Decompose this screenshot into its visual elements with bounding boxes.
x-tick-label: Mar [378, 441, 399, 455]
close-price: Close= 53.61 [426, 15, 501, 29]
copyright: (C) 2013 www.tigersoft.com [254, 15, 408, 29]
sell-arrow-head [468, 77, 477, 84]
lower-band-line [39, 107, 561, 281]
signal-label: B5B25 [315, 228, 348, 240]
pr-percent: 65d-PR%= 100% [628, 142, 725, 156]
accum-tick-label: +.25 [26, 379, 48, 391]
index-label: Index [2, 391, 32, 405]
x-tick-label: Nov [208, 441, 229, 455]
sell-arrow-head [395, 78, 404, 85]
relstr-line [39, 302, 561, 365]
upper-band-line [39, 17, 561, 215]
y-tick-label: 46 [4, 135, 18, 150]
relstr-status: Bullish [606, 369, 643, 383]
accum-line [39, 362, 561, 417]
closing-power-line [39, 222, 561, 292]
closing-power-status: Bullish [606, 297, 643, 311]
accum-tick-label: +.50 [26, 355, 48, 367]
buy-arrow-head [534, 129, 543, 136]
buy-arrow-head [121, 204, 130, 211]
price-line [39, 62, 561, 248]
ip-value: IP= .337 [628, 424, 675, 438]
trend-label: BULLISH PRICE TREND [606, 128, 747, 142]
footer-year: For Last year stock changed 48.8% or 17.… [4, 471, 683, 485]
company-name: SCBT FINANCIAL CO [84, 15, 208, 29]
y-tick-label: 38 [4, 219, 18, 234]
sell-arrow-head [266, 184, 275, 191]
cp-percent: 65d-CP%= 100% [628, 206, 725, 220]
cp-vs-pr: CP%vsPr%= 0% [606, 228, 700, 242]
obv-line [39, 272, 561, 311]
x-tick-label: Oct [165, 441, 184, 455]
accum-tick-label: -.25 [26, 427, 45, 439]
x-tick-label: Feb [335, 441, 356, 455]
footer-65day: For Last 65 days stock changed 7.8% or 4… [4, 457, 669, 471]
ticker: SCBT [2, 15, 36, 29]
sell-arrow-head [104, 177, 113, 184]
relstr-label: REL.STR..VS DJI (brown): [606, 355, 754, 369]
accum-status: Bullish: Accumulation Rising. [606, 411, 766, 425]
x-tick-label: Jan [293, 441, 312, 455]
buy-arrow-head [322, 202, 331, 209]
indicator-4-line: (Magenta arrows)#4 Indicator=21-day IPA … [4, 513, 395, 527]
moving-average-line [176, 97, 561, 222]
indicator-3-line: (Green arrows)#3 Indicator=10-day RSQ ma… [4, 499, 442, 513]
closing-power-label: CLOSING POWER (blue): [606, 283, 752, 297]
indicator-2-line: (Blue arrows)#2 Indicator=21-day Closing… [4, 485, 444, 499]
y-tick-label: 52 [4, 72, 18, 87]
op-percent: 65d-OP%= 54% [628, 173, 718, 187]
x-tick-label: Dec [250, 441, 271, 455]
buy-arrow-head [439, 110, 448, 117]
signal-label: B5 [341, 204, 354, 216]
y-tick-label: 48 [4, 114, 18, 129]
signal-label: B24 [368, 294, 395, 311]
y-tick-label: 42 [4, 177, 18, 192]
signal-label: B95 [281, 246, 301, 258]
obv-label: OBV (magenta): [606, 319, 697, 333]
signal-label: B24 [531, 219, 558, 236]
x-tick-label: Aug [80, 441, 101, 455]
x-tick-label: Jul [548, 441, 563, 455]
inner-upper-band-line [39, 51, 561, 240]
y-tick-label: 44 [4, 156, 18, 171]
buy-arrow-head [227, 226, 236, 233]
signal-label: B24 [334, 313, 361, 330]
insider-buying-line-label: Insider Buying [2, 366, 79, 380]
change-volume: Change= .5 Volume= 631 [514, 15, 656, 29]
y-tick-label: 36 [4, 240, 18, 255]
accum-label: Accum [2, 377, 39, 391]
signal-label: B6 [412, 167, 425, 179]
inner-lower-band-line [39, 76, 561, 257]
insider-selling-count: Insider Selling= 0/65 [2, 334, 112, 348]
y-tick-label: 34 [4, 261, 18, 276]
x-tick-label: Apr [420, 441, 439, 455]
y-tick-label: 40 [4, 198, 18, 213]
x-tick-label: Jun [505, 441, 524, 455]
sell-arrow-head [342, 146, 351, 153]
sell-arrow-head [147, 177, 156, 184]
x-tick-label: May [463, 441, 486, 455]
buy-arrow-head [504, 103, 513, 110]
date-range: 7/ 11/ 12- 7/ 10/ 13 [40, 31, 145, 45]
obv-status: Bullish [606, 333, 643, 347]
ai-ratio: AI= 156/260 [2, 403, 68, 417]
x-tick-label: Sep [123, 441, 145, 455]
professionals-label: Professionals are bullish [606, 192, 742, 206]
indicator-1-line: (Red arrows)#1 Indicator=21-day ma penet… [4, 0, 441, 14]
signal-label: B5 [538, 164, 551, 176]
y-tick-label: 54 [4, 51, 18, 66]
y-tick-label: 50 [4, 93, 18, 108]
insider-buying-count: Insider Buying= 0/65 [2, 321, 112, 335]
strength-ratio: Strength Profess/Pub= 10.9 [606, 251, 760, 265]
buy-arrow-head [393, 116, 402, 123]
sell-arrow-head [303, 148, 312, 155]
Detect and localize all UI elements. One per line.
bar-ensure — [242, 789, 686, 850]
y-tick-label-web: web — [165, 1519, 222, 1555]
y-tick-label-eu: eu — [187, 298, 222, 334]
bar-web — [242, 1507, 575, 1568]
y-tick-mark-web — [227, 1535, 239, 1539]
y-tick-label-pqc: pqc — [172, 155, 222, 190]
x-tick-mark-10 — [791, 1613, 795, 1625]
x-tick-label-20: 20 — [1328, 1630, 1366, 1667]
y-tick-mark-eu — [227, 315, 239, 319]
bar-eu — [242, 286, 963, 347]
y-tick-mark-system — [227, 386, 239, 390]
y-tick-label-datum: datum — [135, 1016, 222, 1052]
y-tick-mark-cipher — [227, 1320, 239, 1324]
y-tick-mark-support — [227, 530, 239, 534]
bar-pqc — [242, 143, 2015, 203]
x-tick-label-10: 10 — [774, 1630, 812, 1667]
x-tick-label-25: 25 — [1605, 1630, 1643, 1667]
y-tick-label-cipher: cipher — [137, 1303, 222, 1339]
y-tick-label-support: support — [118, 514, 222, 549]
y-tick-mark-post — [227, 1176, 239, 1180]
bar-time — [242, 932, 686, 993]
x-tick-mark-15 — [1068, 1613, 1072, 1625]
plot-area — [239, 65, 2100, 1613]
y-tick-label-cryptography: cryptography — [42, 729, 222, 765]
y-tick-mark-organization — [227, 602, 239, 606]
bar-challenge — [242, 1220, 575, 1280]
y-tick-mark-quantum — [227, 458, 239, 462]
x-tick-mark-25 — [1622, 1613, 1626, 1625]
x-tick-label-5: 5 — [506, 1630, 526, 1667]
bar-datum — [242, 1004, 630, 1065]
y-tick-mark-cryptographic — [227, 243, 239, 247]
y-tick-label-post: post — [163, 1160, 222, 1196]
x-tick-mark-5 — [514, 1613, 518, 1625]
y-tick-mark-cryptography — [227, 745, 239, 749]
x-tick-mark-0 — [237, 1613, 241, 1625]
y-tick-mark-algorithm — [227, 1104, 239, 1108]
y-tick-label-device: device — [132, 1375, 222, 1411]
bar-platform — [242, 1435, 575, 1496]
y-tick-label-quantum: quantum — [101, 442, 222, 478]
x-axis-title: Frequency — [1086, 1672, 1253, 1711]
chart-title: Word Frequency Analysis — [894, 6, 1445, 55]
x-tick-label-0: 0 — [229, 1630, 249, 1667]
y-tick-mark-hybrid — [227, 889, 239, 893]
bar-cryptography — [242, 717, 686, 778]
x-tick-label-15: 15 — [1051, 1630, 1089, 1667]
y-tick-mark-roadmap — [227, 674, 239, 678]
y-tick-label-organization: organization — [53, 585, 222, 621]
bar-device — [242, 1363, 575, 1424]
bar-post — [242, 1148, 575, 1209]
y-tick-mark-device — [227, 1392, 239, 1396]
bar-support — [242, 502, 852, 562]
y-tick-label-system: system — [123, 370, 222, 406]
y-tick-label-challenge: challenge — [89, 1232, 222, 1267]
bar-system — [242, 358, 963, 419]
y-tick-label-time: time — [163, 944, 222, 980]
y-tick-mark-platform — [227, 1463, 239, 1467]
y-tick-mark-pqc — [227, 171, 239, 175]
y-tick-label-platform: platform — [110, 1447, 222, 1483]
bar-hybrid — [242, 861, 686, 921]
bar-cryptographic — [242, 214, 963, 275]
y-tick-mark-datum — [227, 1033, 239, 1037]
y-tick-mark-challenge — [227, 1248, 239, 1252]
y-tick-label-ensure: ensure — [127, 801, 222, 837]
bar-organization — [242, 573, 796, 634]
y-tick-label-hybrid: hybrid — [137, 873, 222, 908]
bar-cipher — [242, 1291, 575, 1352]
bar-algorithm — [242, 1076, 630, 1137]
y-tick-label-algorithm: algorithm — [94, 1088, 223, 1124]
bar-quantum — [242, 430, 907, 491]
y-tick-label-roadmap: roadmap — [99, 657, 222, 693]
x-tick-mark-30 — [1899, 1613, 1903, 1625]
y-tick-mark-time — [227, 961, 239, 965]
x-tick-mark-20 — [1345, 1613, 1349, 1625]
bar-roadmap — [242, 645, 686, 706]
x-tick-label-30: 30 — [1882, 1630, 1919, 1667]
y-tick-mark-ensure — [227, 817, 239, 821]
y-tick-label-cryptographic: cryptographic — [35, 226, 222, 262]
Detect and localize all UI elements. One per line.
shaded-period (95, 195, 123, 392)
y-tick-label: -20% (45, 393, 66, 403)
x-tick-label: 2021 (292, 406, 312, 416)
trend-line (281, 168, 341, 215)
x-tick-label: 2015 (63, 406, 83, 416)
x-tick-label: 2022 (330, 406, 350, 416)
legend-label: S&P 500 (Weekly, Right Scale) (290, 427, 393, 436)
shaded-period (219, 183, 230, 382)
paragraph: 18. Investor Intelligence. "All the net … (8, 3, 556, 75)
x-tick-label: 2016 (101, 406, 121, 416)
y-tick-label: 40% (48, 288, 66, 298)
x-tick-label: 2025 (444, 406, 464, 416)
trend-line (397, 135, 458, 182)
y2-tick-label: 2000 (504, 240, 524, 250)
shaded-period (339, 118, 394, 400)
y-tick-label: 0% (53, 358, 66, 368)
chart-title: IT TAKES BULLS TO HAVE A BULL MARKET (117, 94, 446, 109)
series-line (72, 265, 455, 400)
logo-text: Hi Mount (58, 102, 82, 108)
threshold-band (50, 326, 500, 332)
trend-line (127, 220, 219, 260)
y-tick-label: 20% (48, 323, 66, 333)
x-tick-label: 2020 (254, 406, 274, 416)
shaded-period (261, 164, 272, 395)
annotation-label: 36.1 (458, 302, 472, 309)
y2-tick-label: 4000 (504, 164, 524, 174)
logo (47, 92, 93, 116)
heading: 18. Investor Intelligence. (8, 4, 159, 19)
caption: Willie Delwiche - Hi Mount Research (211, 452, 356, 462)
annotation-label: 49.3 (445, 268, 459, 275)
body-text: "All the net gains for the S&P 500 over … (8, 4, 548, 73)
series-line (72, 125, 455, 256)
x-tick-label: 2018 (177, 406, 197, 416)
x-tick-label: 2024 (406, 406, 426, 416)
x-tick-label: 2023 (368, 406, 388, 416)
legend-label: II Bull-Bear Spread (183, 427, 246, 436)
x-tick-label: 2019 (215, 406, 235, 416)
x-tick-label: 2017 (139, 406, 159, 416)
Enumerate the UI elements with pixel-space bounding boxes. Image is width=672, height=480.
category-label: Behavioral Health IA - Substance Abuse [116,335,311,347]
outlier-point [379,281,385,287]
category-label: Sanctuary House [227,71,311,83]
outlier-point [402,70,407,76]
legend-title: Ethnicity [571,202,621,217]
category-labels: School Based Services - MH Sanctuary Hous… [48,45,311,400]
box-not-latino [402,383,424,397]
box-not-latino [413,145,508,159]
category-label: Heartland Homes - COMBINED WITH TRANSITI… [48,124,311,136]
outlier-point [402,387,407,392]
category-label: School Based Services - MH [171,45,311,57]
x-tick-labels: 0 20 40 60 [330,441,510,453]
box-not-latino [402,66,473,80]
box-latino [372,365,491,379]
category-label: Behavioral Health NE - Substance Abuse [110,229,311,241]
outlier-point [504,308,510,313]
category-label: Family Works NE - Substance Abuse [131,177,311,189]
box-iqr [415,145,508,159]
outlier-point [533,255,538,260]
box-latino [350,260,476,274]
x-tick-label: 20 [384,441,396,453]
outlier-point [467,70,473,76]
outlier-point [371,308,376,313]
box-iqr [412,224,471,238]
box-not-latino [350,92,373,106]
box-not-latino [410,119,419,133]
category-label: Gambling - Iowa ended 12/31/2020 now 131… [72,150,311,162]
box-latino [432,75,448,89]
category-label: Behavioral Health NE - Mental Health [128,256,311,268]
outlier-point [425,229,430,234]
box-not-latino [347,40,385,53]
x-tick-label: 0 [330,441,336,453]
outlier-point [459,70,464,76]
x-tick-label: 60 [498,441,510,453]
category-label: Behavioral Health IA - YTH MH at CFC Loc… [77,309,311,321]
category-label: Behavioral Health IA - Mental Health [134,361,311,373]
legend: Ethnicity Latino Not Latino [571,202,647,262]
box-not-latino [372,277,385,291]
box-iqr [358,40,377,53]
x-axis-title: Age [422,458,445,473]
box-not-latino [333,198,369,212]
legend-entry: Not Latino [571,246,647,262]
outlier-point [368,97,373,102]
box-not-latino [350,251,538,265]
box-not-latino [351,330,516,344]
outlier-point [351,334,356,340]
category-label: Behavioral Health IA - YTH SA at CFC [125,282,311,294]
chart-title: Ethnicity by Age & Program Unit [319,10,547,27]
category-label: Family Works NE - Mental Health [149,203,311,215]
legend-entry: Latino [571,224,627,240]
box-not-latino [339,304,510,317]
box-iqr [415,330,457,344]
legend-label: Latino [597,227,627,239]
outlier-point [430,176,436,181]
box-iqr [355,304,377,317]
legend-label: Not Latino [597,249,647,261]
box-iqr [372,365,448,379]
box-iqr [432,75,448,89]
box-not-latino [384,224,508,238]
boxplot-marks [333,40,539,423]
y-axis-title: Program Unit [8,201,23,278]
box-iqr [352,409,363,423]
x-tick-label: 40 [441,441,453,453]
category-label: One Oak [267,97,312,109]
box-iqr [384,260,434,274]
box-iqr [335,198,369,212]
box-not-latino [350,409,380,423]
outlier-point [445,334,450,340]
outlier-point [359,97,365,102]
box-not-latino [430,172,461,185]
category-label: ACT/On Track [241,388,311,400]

● Request:
Convert the lines from the start of the records up to and including the line with "signal-label: B5B25 [315, 228, 348, 240]" into a JSON list of strings, one string per line, leaving out blank lines.

● Output below:
[
  "Decompose this screenshot into its visual elements with bounding boxes.",
  "x-tick-label: Mar [378, 441, 399, 455]",
  "close-price: Close= 53.61 [426, 15, 501, 29]",
  "copyright: (C) 2013 www.tigersoft.com [254, 15, 408, 29]",
  "sell-arrow-head [468, 77, 477, 84]",
  "lower-band-line [39, 107, 561, 281]",
  "signal-label: B5B25 [315, 228, 348, 240]"
]